Aim of the exercise: Scan the data below and report how many lines include the word "circle". Nothing else is wanted.

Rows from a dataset
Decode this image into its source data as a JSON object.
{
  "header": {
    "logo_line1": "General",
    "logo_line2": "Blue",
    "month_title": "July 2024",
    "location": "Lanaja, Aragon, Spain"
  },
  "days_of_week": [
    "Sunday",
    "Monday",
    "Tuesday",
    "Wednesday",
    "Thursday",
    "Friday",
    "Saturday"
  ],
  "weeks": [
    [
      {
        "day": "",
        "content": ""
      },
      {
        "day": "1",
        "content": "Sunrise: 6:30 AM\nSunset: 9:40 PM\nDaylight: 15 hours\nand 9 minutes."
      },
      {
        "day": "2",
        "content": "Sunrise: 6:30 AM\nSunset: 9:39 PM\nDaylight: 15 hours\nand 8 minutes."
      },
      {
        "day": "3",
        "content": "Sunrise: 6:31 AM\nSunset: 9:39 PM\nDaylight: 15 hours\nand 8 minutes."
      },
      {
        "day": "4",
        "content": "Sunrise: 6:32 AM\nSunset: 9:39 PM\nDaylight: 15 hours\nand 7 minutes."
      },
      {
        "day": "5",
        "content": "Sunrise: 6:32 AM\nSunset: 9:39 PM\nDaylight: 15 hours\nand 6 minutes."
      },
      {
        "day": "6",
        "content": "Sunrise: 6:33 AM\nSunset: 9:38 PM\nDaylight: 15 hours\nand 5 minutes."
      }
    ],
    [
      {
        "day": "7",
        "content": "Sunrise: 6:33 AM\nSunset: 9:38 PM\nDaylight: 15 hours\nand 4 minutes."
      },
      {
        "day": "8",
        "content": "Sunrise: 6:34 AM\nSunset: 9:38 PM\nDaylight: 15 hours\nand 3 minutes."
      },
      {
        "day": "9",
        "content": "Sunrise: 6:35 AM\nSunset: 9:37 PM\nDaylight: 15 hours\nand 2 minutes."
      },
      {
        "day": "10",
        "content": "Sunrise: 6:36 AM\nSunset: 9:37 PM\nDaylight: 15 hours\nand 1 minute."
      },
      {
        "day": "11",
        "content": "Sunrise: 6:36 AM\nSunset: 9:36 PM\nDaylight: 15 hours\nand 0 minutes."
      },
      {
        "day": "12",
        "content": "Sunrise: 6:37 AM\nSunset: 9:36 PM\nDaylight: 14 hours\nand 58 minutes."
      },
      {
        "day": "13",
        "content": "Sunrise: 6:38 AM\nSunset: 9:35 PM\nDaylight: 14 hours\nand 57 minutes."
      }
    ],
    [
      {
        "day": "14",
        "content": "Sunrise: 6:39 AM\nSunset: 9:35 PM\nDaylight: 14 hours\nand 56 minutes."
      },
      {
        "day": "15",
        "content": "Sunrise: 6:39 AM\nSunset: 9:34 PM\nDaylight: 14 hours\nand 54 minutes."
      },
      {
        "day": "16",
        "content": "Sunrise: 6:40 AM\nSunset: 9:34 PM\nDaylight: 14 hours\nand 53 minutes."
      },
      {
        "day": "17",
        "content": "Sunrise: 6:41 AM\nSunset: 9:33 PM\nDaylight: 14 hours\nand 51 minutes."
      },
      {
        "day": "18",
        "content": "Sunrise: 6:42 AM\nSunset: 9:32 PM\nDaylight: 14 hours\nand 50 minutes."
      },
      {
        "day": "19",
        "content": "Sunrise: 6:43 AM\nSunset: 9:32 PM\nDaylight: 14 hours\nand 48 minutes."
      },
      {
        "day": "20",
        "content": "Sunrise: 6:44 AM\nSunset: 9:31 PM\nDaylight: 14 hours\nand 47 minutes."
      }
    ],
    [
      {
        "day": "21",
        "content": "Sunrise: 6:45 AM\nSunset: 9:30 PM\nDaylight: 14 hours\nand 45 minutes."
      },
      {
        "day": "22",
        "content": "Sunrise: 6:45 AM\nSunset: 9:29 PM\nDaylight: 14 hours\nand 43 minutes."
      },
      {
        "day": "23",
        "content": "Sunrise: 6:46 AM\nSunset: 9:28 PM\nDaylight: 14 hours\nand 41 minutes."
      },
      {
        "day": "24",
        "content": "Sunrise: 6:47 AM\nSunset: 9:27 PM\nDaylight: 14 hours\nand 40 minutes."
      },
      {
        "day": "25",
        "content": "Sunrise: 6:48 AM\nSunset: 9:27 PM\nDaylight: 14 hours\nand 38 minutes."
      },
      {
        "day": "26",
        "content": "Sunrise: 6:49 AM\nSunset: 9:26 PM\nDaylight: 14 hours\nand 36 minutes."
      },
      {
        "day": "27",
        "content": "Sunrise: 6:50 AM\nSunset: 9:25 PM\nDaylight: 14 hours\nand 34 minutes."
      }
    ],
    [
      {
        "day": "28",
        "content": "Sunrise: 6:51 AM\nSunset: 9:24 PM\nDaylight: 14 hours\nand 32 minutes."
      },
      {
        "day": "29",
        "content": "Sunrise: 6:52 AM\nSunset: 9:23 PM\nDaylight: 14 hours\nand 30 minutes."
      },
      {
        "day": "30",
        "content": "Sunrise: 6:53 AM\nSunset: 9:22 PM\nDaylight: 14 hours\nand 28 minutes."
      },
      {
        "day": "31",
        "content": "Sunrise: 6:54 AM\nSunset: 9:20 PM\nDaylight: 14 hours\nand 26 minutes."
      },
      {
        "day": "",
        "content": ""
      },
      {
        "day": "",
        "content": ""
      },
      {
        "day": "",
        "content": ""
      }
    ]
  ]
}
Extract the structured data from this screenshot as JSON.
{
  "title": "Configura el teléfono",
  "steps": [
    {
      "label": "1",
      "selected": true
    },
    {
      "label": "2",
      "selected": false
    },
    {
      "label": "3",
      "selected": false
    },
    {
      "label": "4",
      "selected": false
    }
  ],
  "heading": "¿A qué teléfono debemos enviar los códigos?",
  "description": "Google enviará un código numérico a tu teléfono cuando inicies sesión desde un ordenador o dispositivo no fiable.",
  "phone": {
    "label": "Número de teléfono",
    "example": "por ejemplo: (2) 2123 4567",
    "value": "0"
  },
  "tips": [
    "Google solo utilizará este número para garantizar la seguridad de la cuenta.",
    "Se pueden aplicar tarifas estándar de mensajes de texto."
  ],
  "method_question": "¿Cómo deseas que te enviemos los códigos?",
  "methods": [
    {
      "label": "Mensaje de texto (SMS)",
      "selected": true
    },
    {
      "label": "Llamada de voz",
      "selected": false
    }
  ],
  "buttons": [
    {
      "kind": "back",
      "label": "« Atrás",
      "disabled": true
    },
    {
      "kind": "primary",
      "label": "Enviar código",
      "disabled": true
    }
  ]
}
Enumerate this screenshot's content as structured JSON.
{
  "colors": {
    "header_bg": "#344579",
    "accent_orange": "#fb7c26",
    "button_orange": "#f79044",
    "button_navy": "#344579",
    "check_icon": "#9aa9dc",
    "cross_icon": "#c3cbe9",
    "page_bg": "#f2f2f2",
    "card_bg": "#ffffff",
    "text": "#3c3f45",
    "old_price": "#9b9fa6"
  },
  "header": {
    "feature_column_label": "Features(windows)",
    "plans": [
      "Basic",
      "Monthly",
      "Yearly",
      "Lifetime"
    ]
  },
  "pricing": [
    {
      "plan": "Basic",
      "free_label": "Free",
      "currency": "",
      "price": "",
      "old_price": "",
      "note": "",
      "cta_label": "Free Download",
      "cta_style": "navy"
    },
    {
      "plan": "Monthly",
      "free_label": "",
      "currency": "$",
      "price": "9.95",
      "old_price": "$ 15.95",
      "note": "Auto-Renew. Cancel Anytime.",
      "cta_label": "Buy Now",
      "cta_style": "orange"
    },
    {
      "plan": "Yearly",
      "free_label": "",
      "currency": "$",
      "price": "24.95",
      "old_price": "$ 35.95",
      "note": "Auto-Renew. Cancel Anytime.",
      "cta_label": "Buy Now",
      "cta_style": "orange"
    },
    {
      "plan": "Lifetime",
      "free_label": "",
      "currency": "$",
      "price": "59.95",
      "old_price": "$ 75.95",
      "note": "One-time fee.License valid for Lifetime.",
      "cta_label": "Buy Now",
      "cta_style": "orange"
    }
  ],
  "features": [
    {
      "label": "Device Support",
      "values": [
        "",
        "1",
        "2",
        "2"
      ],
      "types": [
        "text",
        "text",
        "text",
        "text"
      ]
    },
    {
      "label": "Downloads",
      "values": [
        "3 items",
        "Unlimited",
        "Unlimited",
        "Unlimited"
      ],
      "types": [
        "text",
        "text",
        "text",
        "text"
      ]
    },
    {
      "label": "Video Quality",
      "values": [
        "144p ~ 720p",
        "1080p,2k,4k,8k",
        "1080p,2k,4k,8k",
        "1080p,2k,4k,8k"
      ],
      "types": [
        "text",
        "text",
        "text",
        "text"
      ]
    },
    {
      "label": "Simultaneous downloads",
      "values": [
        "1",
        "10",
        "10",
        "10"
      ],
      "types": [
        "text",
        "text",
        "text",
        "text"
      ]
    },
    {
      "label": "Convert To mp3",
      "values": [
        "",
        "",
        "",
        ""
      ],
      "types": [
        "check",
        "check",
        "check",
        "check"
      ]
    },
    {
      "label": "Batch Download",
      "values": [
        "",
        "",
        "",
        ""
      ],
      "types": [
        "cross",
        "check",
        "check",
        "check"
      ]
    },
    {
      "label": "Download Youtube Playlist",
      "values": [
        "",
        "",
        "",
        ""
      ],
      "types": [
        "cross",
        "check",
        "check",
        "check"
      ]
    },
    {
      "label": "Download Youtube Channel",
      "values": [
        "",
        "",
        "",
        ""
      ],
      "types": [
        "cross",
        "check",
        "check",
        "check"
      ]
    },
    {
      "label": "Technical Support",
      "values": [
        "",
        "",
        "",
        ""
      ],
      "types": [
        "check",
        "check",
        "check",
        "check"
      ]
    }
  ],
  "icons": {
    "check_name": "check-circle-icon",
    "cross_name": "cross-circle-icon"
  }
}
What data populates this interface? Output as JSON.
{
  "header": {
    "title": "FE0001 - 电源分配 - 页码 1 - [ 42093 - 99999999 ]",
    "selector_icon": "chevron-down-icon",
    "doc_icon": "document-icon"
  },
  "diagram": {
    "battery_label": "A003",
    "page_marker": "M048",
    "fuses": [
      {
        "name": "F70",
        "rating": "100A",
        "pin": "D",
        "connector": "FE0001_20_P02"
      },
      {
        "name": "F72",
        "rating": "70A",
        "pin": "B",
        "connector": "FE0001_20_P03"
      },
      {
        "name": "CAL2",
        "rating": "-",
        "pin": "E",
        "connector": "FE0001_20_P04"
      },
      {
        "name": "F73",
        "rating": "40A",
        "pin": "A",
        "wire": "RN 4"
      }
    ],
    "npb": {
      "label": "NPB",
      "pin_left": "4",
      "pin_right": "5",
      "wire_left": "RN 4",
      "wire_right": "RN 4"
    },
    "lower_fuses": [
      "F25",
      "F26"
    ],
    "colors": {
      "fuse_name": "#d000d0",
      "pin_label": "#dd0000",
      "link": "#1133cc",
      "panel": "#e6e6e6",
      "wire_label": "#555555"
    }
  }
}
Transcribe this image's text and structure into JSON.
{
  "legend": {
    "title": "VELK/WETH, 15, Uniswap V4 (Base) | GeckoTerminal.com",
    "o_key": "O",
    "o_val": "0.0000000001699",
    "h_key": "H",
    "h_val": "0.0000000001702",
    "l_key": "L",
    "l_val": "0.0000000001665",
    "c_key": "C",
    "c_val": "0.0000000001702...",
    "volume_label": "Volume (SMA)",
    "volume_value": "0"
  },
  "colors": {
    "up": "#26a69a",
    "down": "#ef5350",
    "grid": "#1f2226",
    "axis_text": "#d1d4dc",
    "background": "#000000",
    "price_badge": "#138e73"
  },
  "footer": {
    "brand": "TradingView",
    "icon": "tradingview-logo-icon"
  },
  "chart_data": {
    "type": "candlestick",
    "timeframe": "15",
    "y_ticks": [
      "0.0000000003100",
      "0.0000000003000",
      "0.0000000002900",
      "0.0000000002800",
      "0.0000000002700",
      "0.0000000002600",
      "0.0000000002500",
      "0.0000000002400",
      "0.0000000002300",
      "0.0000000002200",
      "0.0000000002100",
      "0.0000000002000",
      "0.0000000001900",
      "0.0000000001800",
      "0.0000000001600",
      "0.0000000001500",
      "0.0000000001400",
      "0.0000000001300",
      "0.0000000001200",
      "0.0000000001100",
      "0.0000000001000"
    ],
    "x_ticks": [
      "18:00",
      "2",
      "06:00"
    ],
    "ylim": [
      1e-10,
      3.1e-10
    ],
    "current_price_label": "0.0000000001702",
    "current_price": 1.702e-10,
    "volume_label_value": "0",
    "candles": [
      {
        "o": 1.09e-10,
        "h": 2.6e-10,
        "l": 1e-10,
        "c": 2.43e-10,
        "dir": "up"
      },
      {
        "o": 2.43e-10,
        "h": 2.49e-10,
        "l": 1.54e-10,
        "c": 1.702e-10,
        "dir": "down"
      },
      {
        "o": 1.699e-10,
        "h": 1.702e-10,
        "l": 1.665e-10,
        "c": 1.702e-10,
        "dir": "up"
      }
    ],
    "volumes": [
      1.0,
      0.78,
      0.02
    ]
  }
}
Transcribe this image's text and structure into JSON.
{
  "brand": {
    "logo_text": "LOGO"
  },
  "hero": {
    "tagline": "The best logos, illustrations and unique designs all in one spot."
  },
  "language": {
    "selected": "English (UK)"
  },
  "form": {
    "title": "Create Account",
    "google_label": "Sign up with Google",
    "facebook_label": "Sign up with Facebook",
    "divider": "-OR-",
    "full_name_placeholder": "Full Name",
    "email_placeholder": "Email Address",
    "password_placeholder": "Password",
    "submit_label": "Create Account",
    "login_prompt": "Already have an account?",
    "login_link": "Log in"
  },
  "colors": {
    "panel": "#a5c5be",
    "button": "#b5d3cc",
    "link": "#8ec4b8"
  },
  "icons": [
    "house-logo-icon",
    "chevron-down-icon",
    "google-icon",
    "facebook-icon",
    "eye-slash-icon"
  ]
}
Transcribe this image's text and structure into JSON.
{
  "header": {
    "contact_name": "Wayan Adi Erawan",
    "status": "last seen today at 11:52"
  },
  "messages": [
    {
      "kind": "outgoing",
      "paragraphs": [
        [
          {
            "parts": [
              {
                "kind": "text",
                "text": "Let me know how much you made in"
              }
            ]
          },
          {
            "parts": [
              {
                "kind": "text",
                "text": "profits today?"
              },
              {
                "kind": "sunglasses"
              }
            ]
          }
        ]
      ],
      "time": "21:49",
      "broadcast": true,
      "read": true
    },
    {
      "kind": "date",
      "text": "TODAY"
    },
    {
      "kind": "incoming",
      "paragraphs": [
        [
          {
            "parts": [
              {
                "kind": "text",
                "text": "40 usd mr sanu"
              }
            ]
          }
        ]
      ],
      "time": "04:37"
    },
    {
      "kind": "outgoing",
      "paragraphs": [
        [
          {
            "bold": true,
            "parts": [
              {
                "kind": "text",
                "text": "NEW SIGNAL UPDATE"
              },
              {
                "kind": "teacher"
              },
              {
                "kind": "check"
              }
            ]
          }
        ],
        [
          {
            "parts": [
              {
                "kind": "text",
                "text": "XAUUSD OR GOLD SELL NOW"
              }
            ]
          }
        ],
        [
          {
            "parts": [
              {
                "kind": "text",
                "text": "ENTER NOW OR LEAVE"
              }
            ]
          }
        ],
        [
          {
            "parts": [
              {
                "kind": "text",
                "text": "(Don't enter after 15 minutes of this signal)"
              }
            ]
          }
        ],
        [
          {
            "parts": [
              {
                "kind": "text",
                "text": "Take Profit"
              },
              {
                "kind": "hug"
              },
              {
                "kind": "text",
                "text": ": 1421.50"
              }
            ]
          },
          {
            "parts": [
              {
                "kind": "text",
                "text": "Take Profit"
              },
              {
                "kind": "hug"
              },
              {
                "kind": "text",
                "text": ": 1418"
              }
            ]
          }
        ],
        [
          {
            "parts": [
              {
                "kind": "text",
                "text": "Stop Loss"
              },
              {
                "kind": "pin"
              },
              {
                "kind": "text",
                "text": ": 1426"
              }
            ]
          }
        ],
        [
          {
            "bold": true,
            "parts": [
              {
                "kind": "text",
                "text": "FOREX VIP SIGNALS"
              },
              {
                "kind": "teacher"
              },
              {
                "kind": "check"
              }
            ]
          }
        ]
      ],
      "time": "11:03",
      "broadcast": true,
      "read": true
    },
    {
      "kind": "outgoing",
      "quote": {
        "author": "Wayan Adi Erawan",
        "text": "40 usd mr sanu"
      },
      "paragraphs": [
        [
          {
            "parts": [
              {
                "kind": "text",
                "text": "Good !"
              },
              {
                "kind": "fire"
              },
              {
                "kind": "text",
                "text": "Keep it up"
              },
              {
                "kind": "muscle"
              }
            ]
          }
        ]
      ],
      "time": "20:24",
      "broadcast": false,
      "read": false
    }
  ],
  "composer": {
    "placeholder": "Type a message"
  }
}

Solution: 2